§ SET EXERCISE:
Return all lines where the word "Figure" can be found.

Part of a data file
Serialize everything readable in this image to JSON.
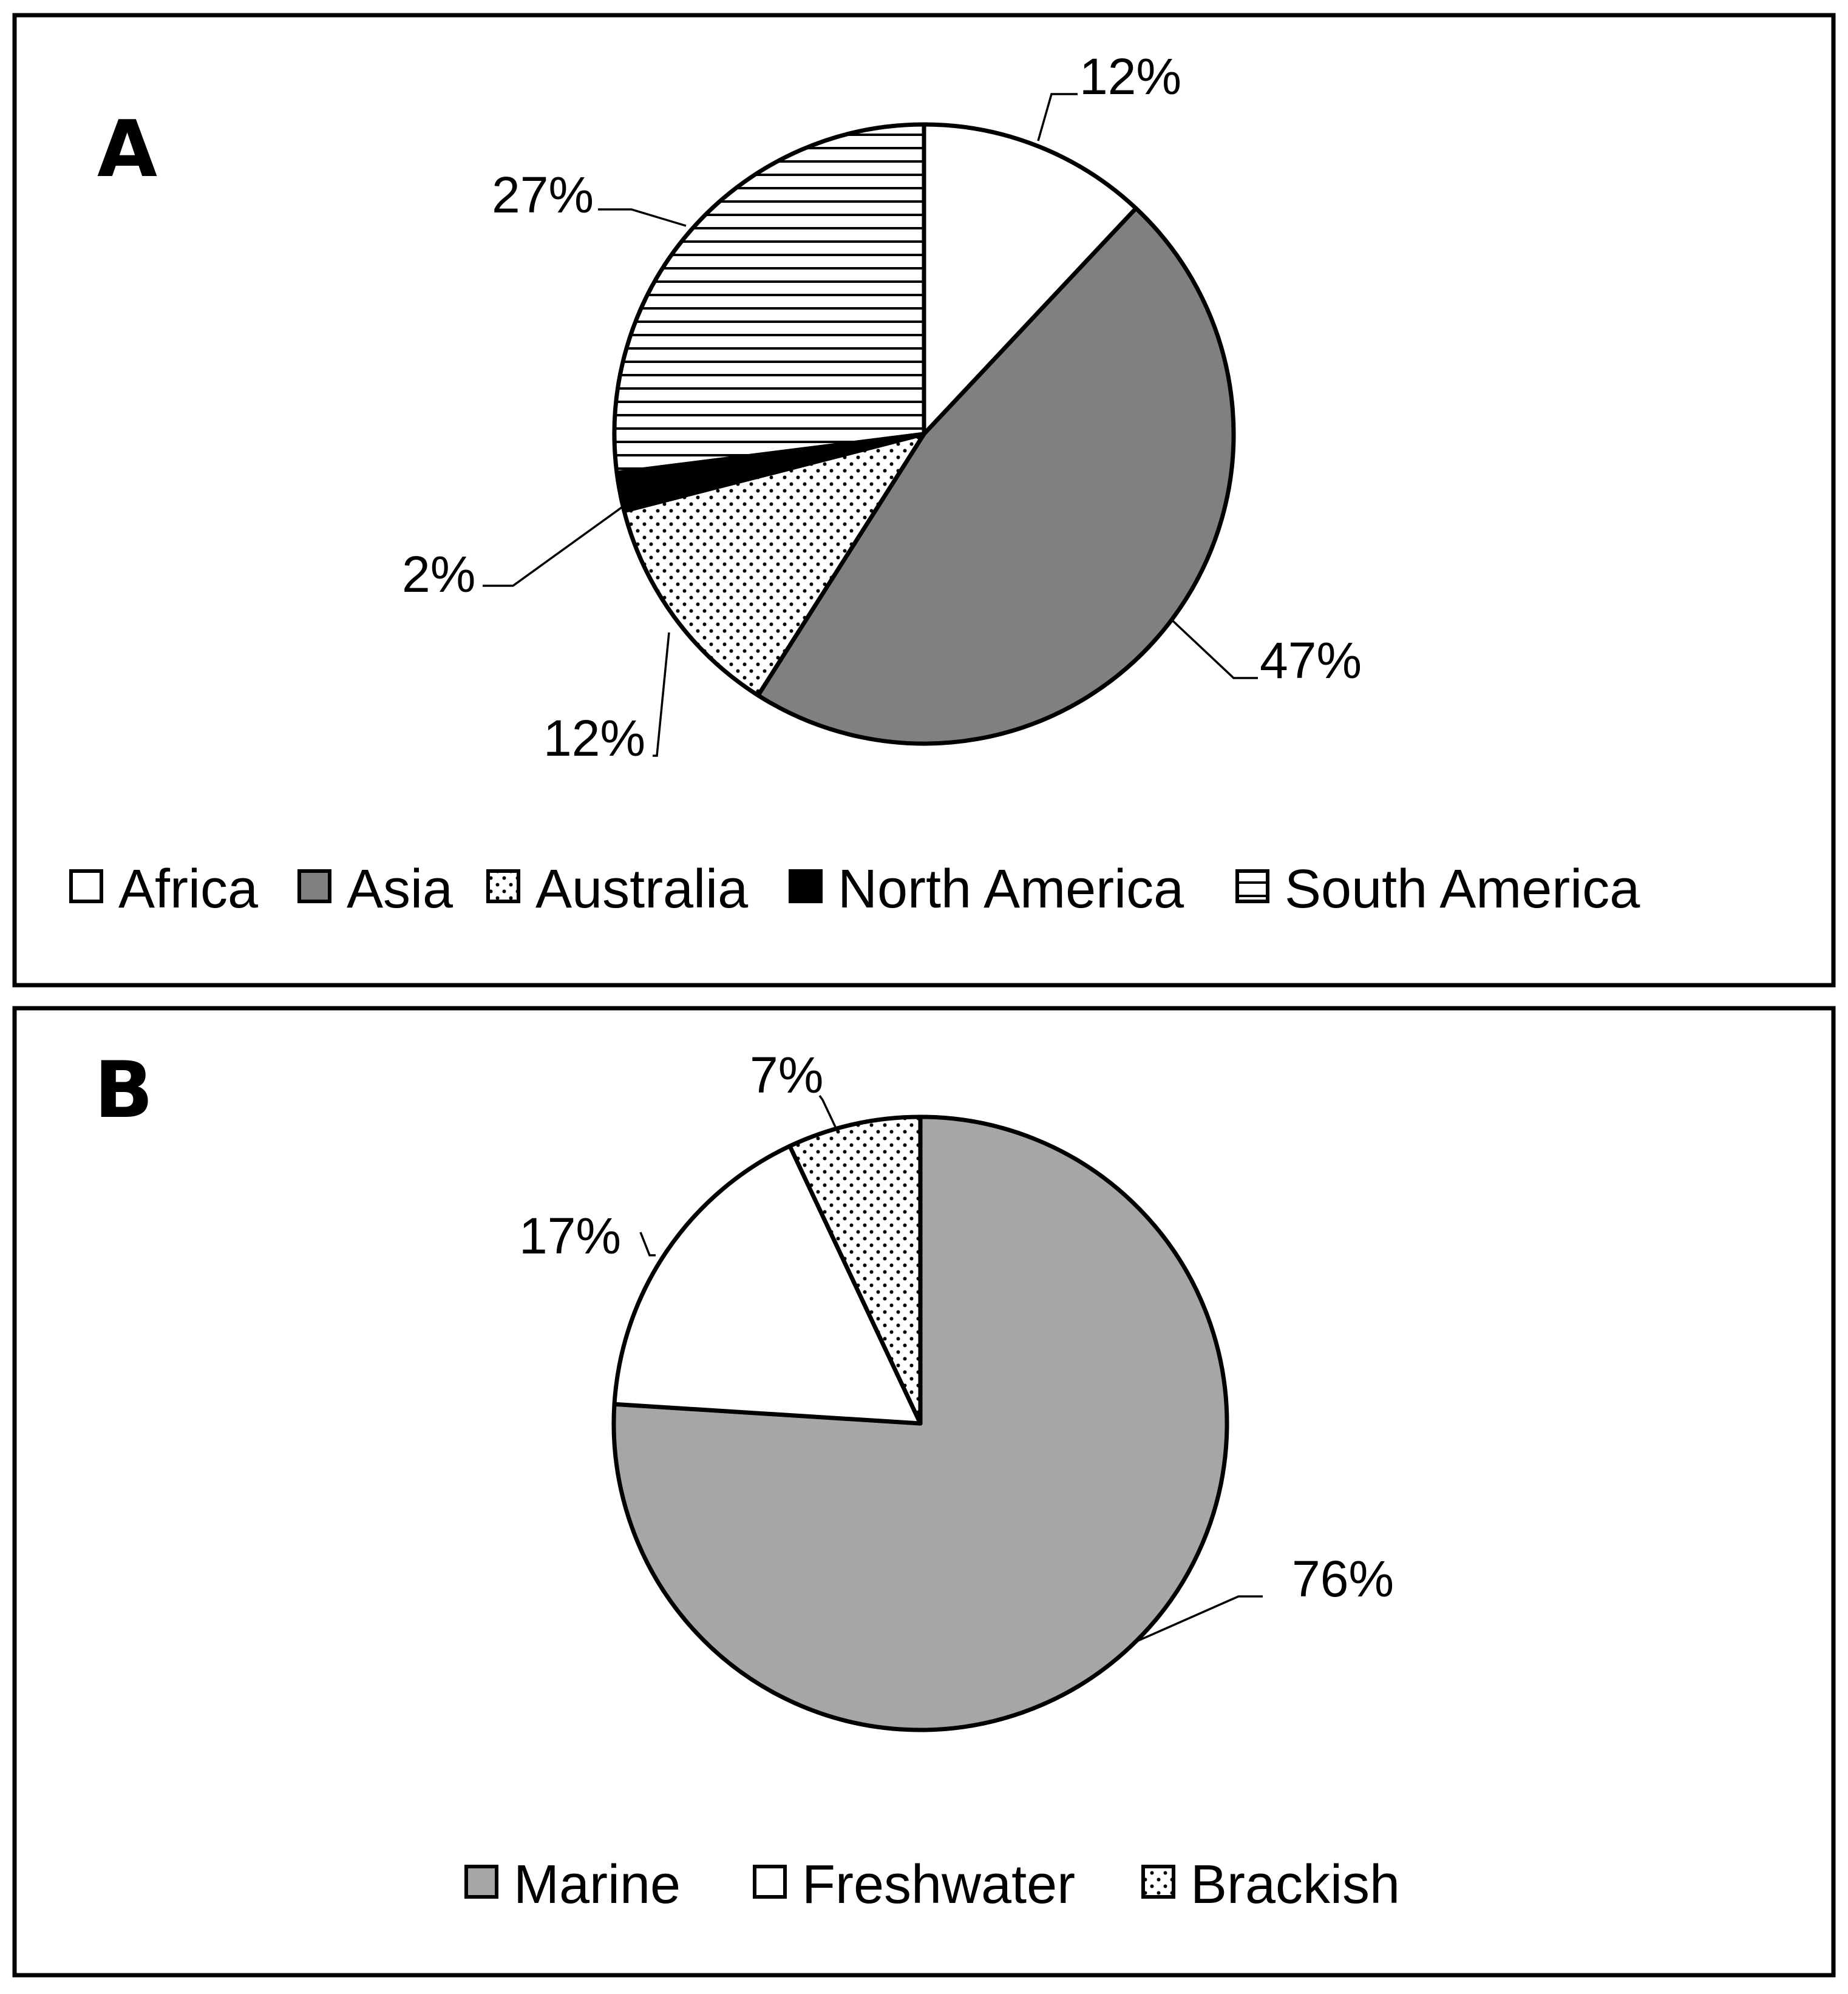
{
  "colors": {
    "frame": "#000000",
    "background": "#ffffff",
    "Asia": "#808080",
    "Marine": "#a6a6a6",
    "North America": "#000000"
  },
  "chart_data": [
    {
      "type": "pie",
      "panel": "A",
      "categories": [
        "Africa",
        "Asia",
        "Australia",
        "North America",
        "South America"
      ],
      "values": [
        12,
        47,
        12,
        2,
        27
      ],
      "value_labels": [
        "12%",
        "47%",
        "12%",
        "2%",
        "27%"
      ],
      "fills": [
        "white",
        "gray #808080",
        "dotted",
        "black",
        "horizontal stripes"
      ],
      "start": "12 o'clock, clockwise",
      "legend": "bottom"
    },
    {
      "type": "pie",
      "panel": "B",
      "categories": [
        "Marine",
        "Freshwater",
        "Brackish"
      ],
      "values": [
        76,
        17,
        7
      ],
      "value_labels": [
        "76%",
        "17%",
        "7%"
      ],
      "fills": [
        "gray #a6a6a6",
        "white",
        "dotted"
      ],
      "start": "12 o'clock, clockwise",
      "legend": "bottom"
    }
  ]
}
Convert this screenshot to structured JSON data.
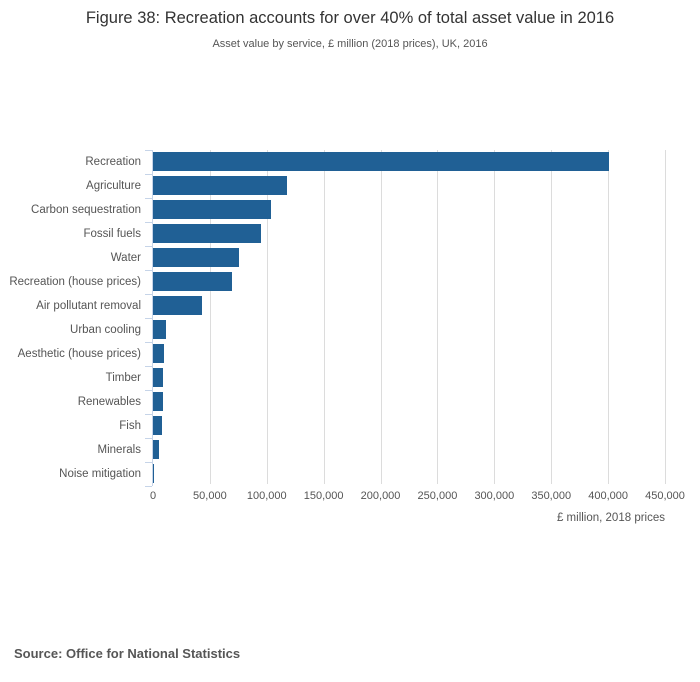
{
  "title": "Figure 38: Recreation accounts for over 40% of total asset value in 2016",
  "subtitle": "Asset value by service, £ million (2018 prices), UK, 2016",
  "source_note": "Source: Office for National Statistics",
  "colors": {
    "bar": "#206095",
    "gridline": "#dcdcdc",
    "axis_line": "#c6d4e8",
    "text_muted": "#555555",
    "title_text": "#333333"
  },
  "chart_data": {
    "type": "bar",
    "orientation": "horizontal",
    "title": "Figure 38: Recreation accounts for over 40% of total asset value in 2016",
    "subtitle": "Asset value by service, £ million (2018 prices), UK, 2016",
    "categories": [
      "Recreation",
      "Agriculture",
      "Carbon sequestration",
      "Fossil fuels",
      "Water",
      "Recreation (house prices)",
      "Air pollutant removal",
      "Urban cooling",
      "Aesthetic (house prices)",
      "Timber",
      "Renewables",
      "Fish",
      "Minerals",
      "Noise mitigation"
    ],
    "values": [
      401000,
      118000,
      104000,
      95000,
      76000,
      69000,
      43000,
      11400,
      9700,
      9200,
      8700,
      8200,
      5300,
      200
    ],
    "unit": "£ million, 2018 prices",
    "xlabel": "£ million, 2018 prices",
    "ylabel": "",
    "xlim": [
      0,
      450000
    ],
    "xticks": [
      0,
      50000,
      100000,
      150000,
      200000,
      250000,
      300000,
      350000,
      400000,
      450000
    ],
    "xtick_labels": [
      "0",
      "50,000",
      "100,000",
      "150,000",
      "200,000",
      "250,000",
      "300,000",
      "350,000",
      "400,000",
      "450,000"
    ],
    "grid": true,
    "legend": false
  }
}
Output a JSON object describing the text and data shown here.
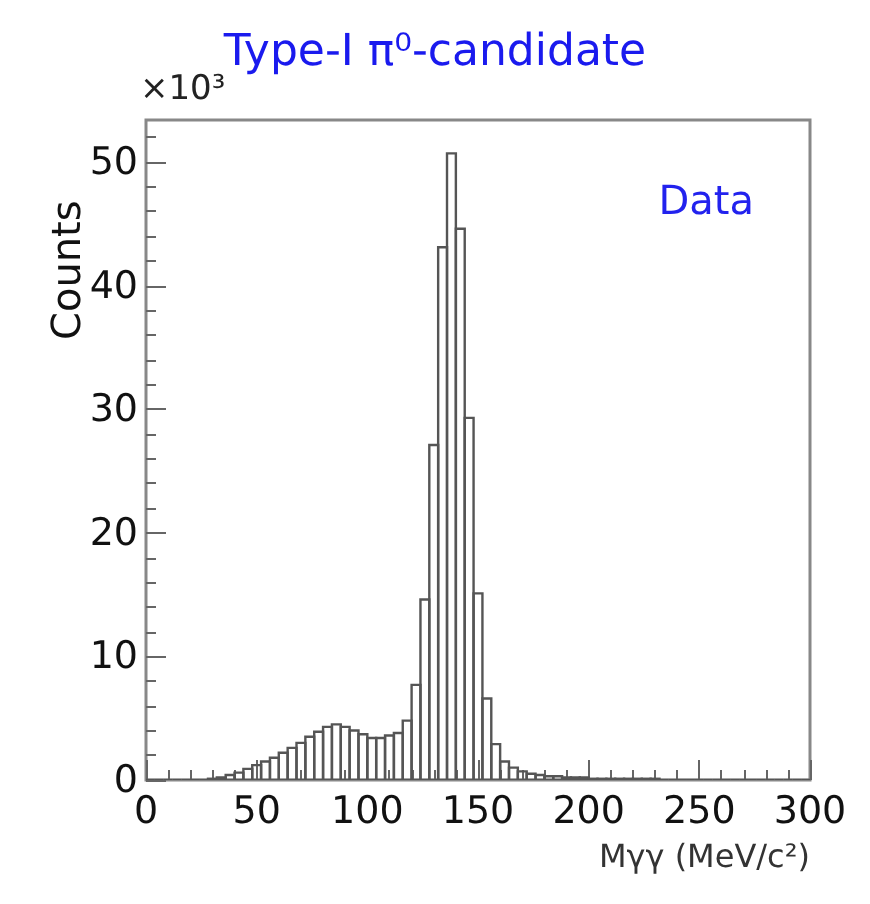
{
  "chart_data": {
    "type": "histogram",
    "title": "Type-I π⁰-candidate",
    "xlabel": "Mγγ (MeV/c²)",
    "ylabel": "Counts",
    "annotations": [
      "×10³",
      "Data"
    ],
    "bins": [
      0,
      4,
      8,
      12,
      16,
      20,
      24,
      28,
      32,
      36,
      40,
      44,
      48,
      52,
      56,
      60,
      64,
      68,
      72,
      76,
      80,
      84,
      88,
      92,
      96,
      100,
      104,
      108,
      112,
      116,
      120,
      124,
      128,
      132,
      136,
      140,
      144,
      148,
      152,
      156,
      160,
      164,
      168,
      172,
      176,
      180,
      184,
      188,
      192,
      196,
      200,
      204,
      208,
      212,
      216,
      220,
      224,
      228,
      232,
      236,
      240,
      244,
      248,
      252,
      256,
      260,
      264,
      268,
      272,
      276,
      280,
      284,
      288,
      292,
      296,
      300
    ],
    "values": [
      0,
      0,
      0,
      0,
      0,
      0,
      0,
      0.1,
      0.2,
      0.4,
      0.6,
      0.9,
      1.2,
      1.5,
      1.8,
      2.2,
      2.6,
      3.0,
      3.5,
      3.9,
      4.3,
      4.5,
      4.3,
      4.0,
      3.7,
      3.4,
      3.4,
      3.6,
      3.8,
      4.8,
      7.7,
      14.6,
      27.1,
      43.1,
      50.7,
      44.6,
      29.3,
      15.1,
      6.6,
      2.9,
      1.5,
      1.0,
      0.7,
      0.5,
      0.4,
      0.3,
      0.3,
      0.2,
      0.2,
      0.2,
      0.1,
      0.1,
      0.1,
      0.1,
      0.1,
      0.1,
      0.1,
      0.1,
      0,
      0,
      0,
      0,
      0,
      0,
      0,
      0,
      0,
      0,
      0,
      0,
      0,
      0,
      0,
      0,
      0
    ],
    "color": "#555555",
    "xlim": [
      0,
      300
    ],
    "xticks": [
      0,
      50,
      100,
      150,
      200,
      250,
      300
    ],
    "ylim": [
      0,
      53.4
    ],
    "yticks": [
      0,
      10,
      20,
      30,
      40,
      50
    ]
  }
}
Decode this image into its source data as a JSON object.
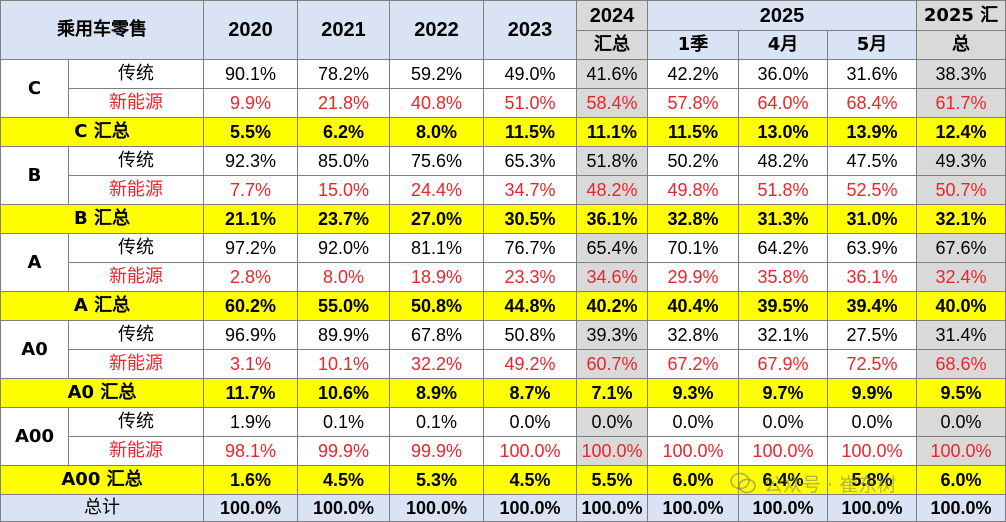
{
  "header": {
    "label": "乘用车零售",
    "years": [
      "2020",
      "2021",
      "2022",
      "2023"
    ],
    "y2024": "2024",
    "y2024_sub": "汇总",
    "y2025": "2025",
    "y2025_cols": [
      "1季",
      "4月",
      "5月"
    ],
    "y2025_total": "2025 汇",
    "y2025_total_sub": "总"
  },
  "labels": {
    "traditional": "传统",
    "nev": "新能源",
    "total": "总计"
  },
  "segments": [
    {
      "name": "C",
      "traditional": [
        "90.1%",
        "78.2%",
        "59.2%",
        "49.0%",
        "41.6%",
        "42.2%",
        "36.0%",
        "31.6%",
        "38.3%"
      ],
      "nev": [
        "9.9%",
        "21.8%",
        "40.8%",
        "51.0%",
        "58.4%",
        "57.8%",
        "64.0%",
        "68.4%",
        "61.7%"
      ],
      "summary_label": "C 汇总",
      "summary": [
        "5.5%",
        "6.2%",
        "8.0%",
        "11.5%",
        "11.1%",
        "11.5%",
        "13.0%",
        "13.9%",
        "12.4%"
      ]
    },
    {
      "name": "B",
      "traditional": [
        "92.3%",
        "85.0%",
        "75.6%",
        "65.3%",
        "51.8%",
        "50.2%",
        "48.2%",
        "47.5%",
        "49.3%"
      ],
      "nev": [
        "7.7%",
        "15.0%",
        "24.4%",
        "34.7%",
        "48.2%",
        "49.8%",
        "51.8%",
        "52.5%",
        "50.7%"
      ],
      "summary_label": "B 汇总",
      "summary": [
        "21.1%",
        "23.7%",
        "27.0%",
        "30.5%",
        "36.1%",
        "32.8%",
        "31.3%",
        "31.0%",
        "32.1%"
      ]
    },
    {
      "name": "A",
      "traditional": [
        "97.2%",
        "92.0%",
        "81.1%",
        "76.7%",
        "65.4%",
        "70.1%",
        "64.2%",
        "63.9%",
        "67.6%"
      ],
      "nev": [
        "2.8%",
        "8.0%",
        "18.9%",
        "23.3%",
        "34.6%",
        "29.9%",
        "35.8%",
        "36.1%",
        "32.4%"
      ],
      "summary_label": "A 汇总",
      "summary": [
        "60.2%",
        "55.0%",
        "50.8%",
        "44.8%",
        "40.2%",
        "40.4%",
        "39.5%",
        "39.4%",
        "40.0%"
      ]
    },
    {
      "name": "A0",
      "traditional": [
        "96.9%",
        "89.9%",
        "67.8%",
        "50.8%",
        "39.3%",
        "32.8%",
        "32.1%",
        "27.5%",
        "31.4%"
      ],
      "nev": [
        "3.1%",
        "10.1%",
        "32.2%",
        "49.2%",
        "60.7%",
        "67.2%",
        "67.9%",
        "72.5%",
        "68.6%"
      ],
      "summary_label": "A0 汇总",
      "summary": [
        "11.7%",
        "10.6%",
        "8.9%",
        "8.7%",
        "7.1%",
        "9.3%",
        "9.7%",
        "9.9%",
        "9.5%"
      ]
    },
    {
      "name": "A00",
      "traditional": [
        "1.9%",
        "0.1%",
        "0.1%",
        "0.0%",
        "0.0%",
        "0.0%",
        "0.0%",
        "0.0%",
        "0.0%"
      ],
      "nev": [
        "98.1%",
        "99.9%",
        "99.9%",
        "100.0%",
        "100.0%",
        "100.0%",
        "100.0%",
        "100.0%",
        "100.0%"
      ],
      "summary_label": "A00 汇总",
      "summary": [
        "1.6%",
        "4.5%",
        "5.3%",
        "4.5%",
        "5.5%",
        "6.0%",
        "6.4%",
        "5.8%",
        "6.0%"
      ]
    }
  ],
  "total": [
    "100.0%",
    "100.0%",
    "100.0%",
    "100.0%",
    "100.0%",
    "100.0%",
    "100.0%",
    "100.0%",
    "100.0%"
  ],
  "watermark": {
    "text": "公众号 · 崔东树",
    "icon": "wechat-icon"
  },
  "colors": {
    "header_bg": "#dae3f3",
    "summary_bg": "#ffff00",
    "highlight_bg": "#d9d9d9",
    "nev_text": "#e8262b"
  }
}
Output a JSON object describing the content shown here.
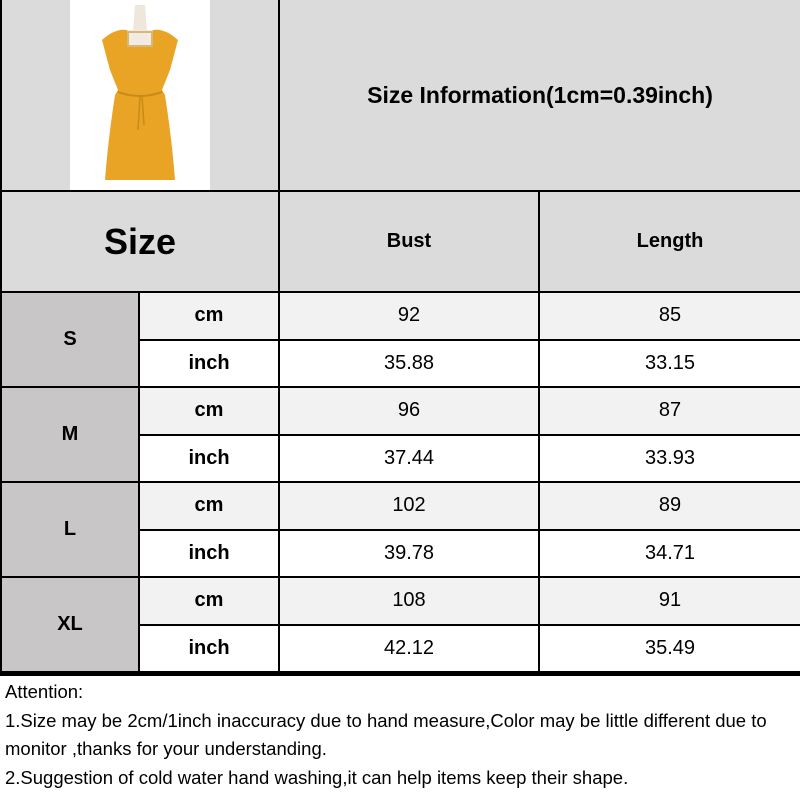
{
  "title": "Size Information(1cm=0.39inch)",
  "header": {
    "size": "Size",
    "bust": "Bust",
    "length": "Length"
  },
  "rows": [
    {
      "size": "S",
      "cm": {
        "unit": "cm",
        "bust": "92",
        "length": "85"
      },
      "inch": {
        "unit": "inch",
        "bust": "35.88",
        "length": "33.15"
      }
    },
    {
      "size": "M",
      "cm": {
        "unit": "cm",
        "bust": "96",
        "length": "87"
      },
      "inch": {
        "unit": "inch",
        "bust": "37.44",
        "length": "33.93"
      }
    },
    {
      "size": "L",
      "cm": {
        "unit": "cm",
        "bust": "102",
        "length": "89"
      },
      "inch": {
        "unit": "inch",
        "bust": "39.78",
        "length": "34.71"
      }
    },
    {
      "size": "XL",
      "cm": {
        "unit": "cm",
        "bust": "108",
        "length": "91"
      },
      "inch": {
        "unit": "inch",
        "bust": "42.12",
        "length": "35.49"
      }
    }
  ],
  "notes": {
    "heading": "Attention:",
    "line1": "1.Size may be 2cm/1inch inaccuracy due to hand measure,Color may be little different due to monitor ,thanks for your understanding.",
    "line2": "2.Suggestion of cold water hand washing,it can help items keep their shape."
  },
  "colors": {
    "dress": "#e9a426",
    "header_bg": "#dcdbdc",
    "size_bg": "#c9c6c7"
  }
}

§ RESPONSE:
  "title": "Figure 38: Recreation accounts for over 40% of total asset value in 2016",
    "title": "Figure 38: Recreation accounts for over 40% of total asset value in 2016",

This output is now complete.